Task to carry out
Report the number of lines where the string "Minutes" occurs, and write nothing else.

------------------------------------------------------------------------

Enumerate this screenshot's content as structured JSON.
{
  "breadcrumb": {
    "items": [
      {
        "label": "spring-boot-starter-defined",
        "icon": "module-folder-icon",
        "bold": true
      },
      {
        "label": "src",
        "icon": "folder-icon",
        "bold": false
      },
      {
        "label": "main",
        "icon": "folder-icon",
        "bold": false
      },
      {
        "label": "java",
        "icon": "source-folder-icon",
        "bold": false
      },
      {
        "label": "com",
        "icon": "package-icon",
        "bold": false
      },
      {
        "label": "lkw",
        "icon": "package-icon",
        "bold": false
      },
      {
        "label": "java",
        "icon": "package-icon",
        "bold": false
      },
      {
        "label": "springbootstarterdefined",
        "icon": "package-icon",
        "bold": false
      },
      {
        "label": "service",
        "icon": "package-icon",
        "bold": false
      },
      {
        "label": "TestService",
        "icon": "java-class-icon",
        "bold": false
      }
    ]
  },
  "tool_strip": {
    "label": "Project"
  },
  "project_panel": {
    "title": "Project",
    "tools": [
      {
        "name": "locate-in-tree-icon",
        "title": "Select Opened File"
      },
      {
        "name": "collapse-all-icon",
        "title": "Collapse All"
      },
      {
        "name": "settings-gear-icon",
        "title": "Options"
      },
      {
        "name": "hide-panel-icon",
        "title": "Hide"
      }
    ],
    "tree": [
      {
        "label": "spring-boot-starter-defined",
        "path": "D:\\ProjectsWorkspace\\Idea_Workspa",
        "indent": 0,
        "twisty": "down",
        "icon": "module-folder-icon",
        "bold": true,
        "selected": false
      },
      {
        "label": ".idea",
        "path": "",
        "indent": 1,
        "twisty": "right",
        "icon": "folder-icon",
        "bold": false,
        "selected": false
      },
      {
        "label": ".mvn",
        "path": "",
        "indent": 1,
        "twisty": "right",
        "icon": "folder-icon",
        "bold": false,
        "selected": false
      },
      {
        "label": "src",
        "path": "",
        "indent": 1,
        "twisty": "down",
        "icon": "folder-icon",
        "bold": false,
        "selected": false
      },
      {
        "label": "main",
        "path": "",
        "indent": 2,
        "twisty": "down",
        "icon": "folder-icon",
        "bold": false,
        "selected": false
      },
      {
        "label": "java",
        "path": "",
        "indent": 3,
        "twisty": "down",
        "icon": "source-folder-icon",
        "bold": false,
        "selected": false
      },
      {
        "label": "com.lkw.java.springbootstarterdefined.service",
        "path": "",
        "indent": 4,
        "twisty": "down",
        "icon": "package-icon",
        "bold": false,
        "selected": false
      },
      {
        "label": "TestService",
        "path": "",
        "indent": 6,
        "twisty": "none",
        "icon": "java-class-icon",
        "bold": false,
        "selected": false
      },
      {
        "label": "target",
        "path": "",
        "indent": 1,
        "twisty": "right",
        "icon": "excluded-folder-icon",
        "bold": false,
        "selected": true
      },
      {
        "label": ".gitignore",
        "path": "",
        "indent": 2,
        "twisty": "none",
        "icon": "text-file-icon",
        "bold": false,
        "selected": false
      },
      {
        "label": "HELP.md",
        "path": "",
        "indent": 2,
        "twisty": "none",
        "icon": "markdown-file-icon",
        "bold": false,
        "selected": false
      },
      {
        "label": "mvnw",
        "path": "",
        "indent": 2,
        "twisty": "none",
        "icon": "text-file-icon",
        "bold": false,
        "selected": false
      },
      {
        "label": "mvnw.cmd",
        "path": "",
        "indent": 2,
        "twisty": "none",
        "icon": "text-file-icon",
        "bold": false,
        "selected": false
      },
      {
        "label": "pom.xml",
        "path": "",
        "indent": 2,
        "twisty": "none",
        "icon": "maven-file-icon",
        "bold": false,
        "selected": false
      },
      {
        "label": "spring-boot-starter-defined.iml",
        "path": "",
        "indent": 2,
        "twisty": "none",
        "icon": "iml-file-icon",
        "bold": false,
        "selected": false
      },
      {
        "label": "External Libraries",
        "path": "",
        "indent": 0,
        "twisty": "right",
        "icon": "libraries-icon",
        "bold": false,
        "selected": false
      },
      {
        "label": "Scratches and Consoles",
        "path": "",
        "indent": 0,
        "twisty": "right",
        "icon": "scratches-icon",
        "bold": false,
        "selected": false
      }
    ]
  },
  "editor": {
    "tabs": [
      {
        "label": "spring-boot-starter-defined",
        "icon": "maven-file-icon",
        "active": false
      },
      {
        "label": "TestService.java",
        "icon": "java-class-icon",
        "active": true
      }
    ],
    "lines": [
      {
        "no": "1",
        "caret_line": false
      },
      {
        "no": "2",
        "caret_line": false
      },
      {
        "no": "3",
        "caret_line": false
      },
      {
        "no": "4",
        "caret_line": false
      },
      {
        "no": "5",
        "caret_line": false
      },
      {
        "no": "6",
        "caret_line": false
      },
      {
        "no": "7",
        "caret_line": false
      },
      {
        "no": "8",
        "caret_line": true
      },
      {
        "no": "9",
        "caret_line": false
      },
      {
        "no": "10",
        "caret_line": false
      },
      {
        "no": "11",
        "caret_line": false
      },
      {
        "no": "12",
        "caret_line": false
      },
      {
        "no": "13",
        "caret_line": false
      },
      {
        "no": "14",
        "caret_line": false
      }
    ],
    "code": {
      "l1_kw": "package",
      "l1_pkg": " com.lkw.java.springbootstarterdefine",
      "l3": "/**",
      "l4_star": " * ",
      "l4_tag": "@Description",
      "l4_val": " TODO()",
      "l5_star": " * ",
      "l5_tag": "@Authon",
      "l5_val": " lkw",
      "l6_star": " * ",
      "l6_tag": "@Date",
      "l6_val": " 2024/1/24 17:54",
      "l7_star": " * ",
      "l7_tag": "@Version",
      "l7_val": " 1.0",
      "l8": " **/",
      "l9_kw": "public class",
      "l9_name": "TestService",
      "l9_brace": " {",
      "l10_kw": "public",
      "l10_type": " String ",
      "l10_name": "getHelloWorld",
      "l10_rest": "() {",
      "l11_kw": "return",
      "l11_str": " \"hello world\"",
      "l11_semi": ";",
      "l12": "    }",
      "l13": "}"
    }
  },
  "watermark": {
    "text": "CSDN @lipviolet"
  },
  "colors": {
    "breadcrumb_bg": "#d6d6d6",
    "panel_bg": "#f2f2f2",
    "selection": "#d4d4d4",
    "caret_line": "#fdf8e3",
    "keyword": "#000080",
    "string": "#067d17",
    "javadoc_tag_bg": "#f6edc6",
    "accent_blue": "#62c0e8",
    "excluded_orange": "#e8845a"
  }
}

------------------------------------------------------------------------

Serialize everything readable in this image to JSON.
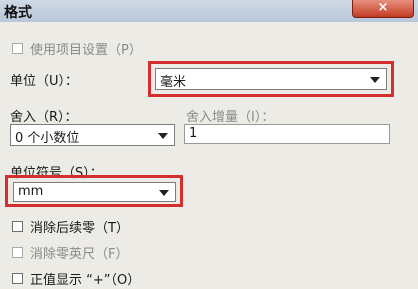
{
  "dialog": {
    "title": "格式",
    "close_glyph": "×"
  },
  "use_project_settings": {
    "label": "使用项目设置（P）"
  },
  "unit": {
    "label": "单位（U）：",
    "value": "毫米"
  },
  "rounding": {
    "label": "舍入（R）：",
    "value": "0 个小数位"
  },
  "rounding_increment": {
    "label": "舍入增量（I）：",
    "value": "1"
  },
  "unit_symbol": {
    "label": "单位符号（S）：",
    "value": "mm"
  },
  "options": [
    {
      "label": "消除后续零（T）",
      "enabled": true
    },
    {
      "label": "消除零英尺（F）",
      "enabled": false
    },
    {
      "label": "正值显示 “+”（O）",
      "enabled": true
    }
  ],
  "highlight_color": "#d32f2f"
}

------------------------------------------------------------------------

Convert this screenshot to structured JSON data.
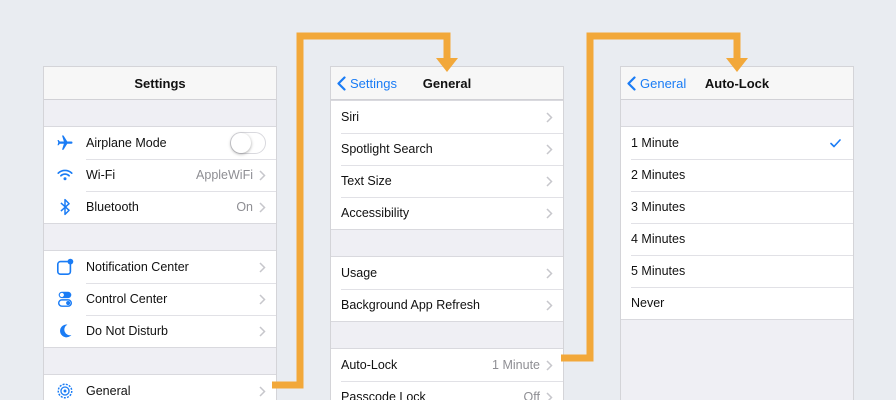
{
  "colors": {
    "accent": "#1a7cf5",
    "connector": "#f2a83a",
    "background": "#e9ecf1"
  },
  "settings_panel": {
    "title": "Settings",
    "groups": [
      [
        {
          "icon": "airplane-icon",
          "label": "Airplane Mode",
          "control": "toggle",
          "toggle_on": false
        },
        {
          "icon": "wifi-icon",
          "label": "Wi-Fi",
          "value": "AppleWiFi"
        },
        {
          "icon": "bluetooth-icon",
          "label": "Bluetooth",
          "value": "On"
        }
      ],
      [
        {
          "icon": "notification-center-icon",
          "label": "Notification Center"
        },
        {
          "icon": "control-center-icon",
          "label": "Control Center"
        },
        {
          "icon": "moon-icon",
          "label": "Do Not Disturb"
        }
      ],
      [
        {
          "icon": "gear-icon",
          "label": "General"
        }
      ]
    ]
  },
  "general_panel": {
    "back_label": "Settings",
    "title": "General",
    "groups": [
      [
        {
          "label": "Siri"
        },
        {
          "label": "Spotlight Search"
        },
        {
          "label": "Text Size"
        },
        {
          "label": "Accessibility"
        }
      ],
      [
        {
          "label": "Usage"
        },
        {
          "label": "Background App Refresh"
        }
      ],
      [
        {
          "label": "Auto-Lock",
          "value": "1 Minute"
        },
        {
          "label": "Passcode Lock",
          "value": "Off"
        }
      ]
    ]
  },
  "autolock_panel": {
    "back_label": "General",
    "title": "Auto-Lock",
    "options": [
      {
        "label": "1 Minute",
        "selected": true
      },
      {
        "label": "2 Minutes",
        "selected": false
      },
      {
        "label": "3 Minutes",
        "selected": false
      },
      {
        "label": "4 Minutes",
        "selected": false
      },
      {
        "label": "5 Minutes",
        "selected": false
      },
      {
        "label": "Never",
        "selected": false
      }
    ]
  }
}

------------------------------------------------------------------------

Final result
4